» Aim of the exercise
The listing below is to be output in its exact form.

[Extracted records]
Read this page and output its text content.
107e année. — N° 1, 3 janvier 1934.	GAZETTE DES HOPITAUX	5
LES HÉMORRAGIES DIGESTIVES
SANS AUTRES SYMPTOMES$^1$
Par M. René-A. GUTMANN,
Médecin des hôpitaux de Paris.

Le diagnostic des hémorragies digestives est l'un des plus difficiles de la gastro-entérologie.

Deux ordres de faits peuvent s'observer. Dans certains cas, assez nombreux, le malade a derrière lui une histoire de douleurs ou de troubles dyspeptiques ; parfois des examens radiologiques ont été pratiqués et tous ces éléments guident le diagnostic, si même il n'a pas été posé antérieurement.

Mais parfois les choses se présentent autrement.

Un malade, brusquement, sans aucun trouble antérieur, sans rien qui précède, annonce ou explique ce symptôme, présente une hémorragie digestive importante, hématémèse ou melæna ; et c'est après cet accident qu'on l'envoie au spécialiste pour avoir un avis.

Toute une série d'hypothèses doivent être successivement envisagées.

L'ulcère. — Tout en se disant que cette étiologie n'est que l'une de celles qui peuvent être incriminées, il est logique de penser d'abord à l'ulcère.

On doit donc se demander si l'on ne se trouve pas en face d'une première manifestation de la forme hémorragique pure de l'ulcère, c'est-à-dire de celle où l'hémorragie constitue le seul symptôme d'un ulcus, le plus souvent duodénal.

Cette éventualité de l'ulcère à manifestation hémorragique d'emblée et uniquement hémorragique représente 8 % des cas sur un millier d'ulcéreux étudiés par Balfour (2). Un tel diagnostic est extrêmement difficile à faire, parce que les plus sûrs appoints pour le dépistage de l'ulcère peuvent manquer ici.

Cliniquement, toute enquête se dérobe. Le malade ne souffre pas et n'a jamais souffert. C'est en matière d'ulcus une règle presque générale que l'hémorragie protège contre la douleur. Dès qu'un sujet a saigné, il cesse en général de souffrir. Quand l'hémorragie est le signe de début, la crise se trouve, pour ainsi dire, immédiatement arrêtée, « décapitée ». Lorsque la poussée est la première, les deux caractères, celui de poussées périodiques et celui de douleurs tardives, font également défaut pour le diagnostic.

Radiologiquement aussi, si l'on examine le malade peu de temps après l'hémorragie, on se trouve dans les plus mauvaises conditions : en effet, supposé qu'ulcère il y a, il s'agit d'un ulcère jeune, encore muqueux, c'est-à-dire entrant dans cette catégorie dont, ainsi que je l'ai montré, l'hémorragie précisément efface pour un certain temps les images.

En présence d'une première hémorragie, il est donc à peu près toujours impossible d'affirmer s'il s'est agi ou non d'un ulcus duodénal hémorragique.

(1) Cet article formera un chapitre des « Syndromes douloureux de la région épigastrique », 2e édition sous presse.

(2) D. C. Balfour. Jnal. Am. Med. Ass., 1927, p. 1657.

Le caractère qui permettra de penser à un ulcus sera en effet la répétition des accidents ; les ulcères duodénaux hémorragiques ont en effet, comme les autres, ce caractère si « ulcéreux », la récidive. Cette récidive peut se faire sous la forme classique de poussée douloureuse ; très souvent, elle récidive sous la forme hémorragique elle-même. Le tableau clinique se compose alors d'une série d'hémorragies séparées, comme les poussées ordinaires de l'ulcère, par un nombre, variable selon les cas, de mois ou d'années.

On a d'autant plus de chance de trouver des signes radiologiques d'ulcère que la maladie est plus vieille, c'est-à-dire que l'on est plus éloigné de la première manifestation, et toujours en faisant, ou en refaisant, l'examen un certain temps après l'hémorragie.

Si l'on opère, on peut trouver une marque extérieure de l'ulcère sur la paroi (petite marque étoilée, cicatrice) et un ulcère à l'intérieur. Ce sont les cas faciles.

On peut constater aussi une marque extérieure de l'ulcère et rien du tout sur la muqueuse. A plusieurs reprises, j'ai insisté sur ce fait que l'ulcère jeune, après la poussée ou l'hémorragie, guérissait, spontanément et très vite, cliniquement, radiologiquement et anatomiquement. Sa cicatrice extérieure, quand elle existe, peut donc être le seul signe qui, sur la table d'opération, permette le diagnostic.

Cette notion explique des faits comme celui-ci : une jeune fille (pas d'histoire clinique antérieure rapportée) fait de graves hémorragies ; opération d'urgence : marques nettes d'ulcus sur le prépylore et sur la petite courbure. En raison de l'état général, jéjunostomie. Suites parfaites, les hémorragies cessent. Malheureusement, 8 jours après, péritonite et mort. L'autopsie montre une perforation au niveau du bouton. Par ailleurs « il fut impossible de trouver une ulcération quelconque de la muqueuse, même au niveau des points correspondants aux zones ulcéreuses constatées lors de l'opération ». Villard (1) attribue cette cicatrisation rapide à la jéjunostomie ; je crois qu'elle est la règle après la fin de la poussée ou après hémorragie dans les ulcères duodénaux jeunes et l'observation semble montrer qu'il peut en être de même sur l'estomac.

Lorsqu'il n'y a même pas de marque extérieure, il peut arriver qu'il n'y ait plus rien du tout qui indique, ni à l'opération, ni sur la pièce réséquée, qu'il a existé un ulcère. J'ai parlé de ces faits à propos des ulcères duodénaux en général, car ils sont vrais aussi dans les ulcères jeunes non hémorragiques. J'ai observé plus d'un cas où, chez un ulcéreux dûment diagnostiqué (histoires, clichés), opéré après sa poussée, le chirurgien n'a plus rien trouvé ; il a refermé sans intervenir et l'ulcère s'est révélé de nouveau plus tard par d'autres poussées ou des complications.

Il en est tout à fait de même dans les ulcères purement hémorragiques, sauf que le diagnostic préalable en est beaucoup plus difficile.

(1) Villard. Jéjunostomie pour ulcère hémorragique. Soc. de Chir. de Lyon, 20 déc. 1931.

» Task response
Read this page and output its text content.
107e année. — N° 1, 3 janvier 1934.	GAZETTE DES HOPITAUX	5
LES HÉMORRAGIES DIGESTIVES
SANS AUTRES SYMPTOMES$^1$
Par M. René-A. GUTMANN,
Médecin des hôpitaux de Paris.

Le diagnostic des hémorragies digestives est l'un des plus difficiles de la gastro-entérologie.

Deux ordres de faits peuvent s'observer. Dans certains cas, assez nombreux, le malade a derrière lui une histoire de douleurs ou de troubles dyspeptiques ; parfois des examens radiologiques ont été pratiqués et tous ces éléments guident le diagnostic, si même il n'a pas été posé antérieurement.

Mais parfois les choses se présentent autrement.

Un malade, brusquement, sans aucun trouble antérieur, sans rien qui précède, annonce ou explique ce symptôme, présente une hémorragie digestive importante, hématémèse ou melæna ; et c'est après cet accident qu'on l'envoie au spécialiste pour avoir un avis.

Toute une série d'hypothèses doivent être successivement envisagées.

L'ulcère. — Tout en se disant que cette étiologie n'est que l'une de celles qui peuvent être incriminées, il est logique de penser d'abord à l'ulcère.

On doit donc se demander si l'on ne se trouve pas en face d'une première manifestation de la forme hémorragique pure de l'ulcère, c'est-à-dire de celle où l'hémorragie constitue le seul symptôme d'un ulcus, le plus souvent duodénal.

Cette éventualité de l'ulcère à manifestation hémorragique d'emblée et uniquement hémorragique représente 8 % des cas sur un millier d'ulcéreux étudiés par Balfour (2). Un tel diagnostic est extrêmement difficile à faire, parce que les plus sûrs appoints pour le dépistage de l'ulcère peuvent manquer ici.

Cliniquement, toute enquête se dérobe. Le malade ne souffre pas et n'a jamais souffert. C'est en matière d'ulcus une règle presque générale que l'hémorragie protège contre la douleur. Dès qu'un sujet a saigné, il cesse en général de souffrir. Quand l'hémorragie est le signe de début, la crise se trouve, pour ainsi dire, immédiatement arrêtée, « décapitée ». Lorsque la poussée est la première, les deux caractères, celui de poussées périodiques et celui de douleurs tardives, font également défaut pour le diagnostic.

Radiologiquement aussi, si l'on examine le malade peu de temps après l'hémorragie, on se trouve dans les plus mauvaises conditions : en effet, supposé qu'ulcère il y a, il s'agit d'un ulcère jeune, encore muqueux, c'est-à-dire entrant dans cette catégorie dont, ainsi que je l'ai montré, l'hémorragie précisément efface pour un certain temps les images.

En présence d'une première hémorragie, il est donc à peu près toujours impossible d'affirmer s'il s'est agi ou non d'un ulcus duodénal hémorragique.

(1) Cet article formera un chapitre des « Syndromes douloureux de la région épigastrique », 2e édition sous presse.

(2) D. C. Balfour. Jnal. Am. Med. Ass., 1927, p. 1657.

Le caractère qui permettra de penser à un ulcus sera en effet la répétition des accidents ; les ulcères duodénaux hémorragiques ont en effet, comme les autres, ce caractère si « ulcéreux », la récidive. Cette récidive peut se faire sous la forme classique de poussée douloureuse ; très souvent, elle récidive sous la forme hémorragique elle-même. Le tableau clinique se compose alors d'une série d'hémorragies séparées, comme les poussées ordinaires de l'ulcère, par un nombre, variable selon les cas, de mois ou d'années.

On a d'autant plus de chance de trouver des signes radiologiques d'ulcère que la maladie est plus vieille, c'est-à-dire que l'on est plus éloigné de la première manifestation, et toujours en faisant, ou en refaisant, l'examen un certain temps après l'hémorragie.

Si l'on opère, on peut trouver une marque extérieure de l'ulcère sur la paroi (petite marque étoilée, cicatrice) et un ulcère à l'intérieur. Ce sont les cas faciles.

On peut constater aussi une marque extérieure de l'ulcère et rien du tout sur la muqueuse. A plusieurs reprises, j'ai insisté sur ce fait que l'ulcère jeune, après la poussée ou l'hémorragie, guérissait, spontanément et très vite, cliniquement, radiologiquement et anatomiquement. Sa cicatrice extérieure, quand elle existe, peut donc être le seul signe qui, sur la table d'opération, permette le diagnostic.

Cette notion explique des faits comme celui-ci : une jeune fille (pas d'histoire clinique antérieure rapportée) fait de graves hémorragies ; opération d'urgence : marques nettes d'ulcus sur le prépylore et sur la petite courbure. En raison de l'état général, jéjunostomie. Suites parfaites, les hémorragies cessent. Malheureusement, 8 jours après, péritonite et mort. L'autopsie montre une perforation au niveau du bouton. Par ailleurs « il fut impossible de trouver une ulcération quelconque de la muqueuse, même au niveau des points correspondants aux zones ulcéreuses constatées lors de l'opération ». Villard (1) attribue cette cicatrisation rapide à la jéjunostomie ; je crois qu'elle est la règle après la fin de la poussée ou après hémorragie dans les ulcères duodénaux jeunes et l'observation semble montrer qu'il peut en être de même sur l'estomac.

Lorsqu'il n'y a même pas de marque extérieure, il peut arriver qu'il n'y ait plus rien du tout qui indique, ni à l'opération, ni sur la pièce réséquée, qu'il a existé un ulcère. J'ai parlé de ces faits à propos des ulcères duodénaux en général, car ils sont vrais aussi dans les ulcères jeunes non hémorragiques. J'ai observé plus d'un cas où, chez un ulcéreux dûment diagnostiqué (histoires, clichés), opéré après sa poussée, le chirurgien n'a plus rien trouvé ; il a refermé sans intervenir et l'ulcère s'est révélé de nouveau plus tard par d'autres poussées ou des complications.

Il en est tout à fait de même dans les ulcères purement hémorragiques, sauf que le diagnostic préalable en est beaucoup plus difficile.

(1) Villard. Jéjunostomie pour ulcère hémorragique. Soc. de Chir. de Lyon, 20 déc. 1931.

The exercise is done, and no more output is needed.